Dataset rows about figures
= = = =

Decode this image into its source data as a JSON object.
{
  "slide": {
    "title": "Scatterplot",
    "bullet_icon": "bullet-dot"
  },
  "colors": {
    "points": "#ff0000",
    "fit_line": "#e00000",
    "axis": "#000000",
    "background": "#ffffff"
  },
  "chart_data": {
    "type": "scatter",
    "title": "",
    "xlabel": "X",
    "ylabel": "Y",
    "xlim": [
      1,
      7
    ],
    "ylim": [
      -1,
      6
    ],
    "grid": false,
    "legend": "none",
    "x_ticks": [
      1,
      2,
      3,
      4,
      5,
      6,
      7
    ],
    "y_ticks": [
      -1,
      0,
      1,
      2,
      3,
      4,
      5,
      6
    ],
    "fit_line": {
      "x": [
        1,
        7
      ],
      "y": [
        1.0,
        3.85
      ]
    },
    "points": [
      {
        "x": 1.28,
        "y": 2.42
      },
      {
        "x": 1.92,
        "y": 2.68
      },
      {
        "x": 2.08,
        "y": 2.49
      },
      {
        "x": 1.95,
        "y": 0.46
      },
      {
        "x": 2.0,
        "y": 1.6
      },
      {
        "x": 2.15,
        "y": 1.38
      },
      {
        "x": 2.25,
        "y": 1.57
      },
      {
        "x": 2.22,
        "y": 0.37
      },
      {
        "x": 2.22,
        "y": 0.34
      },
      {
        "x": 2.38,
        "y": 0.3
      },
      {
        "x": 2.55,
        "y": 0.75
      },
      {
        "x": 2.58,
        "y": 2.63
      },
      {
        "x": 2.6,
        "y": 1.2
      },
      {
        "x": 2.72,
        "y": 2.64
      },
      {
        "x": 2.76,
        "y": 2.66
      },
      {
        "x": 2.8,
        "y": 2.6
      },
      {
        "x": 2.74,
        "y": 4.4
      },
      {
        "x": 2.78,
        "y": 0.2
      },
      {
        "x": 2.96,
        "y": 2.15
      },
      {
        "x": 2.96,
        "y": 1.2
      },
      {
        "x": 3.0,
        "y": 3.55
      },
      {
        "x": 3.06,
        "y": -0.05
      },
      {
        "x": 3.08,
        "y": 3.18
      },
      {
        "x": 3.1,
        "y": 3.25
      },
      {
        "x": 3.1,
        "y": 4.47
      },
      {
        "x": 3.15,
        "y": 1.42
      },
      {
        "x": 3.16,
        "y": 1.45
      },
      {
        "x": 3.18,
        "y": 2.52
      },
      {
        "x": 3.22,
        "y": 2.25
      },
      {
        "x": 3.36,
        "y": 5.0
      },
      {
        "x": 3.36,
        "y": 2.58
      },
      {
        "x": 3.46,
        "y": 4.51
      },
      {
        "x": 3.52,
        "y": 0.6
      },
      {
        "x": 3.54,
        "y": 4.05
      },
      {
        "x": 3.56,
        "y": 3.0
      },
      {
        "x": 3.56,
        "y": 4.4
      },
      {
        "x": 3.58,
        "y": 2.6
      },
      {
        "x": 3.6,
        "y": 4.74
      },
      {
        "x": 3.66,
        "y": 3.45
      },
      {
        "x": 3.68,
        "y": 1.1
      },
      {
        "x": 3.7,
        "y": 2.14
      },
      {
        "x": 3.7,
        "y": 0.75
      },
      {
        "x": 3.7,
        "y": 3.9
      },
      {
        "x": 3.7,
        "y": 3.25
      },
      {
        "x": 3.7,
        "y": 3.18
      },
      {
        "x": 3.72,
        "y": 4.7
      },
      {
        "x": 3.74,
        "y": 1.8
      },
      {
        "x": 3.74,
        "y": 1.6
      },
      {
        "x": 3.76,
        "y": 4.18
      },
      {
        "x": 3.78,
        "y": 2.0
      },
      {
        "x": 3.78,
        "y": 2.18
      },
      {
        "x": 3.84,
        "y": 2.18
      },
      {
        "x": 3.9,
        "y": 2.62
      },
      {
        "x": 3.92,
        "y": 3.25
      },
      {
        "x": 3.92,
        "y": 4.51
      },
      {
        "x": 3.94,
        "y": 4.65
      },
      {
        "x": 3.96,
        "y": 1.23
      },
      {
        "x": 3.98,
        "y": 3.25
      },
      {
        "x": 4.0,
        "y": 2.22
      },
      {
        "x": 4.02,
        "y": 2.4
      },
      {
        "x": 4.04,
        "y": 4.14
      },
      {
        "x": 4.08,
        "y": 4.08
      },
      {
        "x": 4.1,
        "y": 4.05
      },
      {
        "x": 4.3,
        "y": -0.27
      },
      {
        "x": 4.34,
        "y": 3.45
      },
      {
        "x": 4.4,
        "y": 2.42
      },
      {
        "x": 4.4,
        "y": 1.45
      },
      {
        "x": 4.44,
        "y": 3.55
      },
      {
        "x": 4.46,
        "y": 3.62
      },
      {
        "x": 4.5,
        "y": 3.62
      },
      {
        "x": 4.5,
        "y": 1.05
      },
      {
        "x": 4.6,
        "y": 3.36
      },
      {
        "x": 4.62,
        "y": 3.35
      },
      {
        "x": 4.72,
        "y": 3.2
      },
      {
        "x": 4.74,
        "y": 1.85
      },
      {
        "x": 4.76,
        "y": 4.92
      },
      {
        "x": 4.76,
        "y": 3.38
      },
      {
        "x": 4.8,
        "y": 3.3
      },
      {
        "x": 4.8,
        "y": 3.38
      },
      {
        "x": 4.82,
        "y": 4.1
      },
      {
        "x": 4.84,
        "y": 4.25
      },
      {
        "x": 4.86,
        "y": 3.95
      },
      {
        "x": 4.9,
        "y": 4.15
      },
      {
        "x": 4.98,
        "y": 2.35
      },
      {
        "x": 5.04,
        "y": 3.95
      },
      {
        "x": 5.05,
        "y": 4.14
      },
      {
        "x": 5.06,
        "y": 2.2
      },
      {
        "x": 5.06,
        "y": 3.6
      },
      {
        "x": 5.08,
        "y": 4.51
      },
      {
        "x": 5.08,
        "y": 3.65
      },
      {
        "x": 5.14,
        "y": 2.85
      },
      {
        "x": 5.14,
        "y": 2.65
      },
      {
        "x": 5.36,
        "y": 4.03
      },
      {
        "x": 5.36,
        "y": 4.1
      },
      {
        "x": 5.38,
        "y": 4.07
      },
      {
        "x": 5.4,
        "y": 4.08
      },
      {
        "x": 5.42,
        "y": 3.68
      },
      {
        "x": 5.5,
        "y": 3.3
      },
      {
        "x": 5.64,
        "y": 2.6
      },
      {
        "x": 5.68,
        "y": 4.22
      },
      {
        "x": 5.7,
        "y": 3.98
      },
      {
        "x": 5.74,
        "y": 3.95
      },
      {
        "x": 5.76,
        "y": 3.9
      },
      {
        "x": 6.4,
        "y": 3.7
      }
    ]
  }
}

= = = =

■ Task details ■
Transcribe the data. Leave every line exactly as it is.

■ Solution to the problem ■
Decode this image into its source data as a JSON object.
{
  "slide": {
    "title": "Scatterplot",
    "bullet_icon": "bullet-dot"
  },
  "colors": {
    "points": "#ff0000",
    "fit_line": "#e00000",
    "axis": "#000000",
    "background": "#ffffff"
  },
  "chart_data": {
    "type": "scatter",
    "title": "",
    "xlabel": "X",
    "ylabel": "Y",
    "xlim": [
      1,
      7
    ],
    "ylim": [
      -1,
      6
    ],
    "grid": false,
    "legend": "none",
    "x_ticks": [
      1,
      2,
      3,
      4,
      5,
      6,
      7
    ],
    "y_ticks": [
      -1,
      0,
      1,
      2,
      3,
      4,
      5,
      6
    ],
    "fit_line": {
      "x": [
        1,
        7
      ],
      "y": [
        1.0,
        3.85
      ]
    },
    "points": [
      {
        "x": 1.28,
        "y": 2.42
      },
      {
        "x": 1.92,
        "y": 2.68
      },
      {
        "x": 2.08,
        "y": 2.49
      },
      {
        "x": 1.95,
        "y": 0.46
      },
      {
        "x": 2.0,
        "y": 1.6
      },
      {
        "x": 2.15,
        "y": 1.38
      },
      {
        "x": 2.25,
        "y": 1.57
      },
      {
        "x": 2.22,
        "y": 0.37
      },
      {
        "x": 2.22,
        "y": 0.34
      },
      {
        "x": 2.38,
        "y": 0.3
      },
      {
        "x": 2.55,
        "y": 0.75
      },
      {
        "x": 2.58,
        "y": 2.63
      },
      {
        "x": 2.6,
        "y": 1.2
      },
      {
        "x": 2.72,
        "y": 2.64
      },
      {
        "x": 2.76,
        "y": 2.66
      },
      {
        "x": 2.8,
        "y": 2.6
      },
      {
        "x": 2.74,
        "y": 4.4
      },
      {
        "x": 2.78,
        "y": 0.2
      },
      {
        "x": 2.96,
        "y": 2.15
      },
      {
        "x": 2.96,
        "y": 1.2
      },
      {
        "x": 3.0,
        "y": 3.55
      },
      {
        "x": 3.06,
        "y": -0.05
      },
      {
        "x": 3.08,
        "y": 3.18
      },
      {
        "x": 3.1,
        "y": 3.25
      },
      {
        "x": 3.1,
        "y": 4.47
      },
      {
        "x": 3.15,
        "y": 1.42
      },
      {
        "x": 3.16,
        "y": 1.45
      },
      {
        "x": 3.18,
        "y": 2.52
      },
      {
        "x": 3.22,
        "y": 2.25
      },
      {
        "x": 3.36,
        "y": 5.0
      },
      {
        "x": 3.36,
        "y": 2.58
      },
      {
        "x": 3.46,
        "y": 4.51
      },
      {
        "x": 3.52,
        "y": 0.6
      },
      {
        "x": 3.54,
        "y": 4.05
      },
      {
        "x": 3.56,
        "y": 3.0
      },
      {
        "x": 3.56,
        "y": 4.4
      },
      {
        "x": 3.58,
        "y": 2.6
      },
      {
        "x": 3.6,
        "y": 4.74
      },
      {
        "x": 3.66,
        "y": 3.45
      },
      {
        "x": 3.68,
        "y": 1.1
      },
      {
        "x": 3.7,
        "y": 2.14
      },
      {
        "x": 3.7,
        "y": 0.75
      },
      {
        "x": 3.7,
        "y": 3.9
      },
      {
        "x": 3.7,
        "y": 3.25
      },
      {
        "x": 3.7,
        "y": 3.18
      },
      {
        "x": 3.72,
        "y": 4.7
      },
      {
        "x": 3.74,
        "y": 1.8
      },
      {
        "x": 3.74,
        "y": 1.6
      },
      {
        "x": 3.76,
        "y": 4.18
      },
      {
        "x": 3.78,
        "y": 2.0
      },
      {
        "x": 3.78,
        "y": 2.18
      },
      {
        "x": 3.84,
        "y": 2.18
      },
      {
        "x": 3.9,
        "y": 2.62
      },
      {
        "x": 3.92,
        "y": 3.25
      },
      {
        "x": 3.92,
        "y": 4.51
      },
      {
        "x": 3.94,
        "y": 4.65
      },
      {
        "x": 3.96,
        "y": 1.23
      },
      {
        "x": 3.98,
        "y": 3.25
      },
      {
        "x": 4.0,
        "y": 2.22
      },
      {
        "x": 4.02,
        "y": 2.4
      },
      {
        "x": 4.04,
        "y": 4.14
      },
      {
        "x": 4.08,
        "y": 4.08
      },
      {
        "x": 4.1,
        "y": 4.05
      },
      {
        "x": 4.3,
        "y": -0.27
      },
      {
        "x": 4.34,
        "y": 3.45
      },
      {
        "x": 4.4,
        "y": 2.42
      },
      {
        "x": 4.4,
        "y": 1.45
      },
      {
        "x": 4.44,
        "y": 3.55
      },
      {
        "x": 4.46,
        "y": 3.62
      },
      {
        "x": 4.5,
        "y": 3.62
      },
      {
        "x": 4.5,
        "y": 1.05
      },
      {
        "x": 4.6,
        "y": 3.36
      },
      {
        "x": 4.62,
        "y": 3.35
      },
      {
        "x": 4.72,
        "y": 3.2
      },
      {
        "x": 4.74,
        "y": 1.85
      },
      {
        "x": 4.76,
        "y": 4.92
      },
      {
        "x": 4.76,
        "y": 3.38
      },
      {
        "x": 4.8,
        "y": 3.3
      },
      {
        "x": 4.8,
        "y": 3.38
      },
      {
        "x": 4.82,
        "y": 4.1
      },
      {
        "x": 4.84,
        "y": 4.25
      },
      {
        "x": 4.86,
        "y": 3.95
      },
      {
        "x": 4.9,
        "y": 4.15
      },
      {
        "x": 4.98,
        "y": 2.35
      },
      {
        "x": 5.04,
        "y": 3.95
      },
      {
        "x": 5.05,
        "y": 4.14
      },
      {
        "x": 5.06,
        "y": 2.2
      },
      {
        "x": 5.06,
        "y": 3.6
      },
      {
        "x": 5.08,
        "y": 4.51
      },
      {
        "x": 5.08,
        "y": 3.65
      },
      {
        "x": 5.14,
        "y": 2.85
      },
      {
        "x": 5.14,
        "y": 2.65
      },
      {
        "x": 5.36,
        "y": 4.03
      },
      {
        "x": 5.36,
        "y": 4.1
      },
      {
        "x": 5.38,
        "y": 4.07
      },
      {
        "x": 5.4,
        "y": 4.08
      },
      {
        "x": 5.42,
        "y": 3.68
      },
      {
        "x": 5.5,
        "y": 3.3
      },
      {
        "x": 5.64,
        "y": 2.6
      },
      {
        "x": 5.68,
        "y": 4.22
      },
      {
        "x": 5.7,
        "y": 3.98
      },
      {
        "x": 5.74,
        "y": 3.95
      },
      {
        "x": 5.76,
        "y": 3.9
      },
      {
        "x": 6.4,
        "y": 3.7
      }
    ]
  }
}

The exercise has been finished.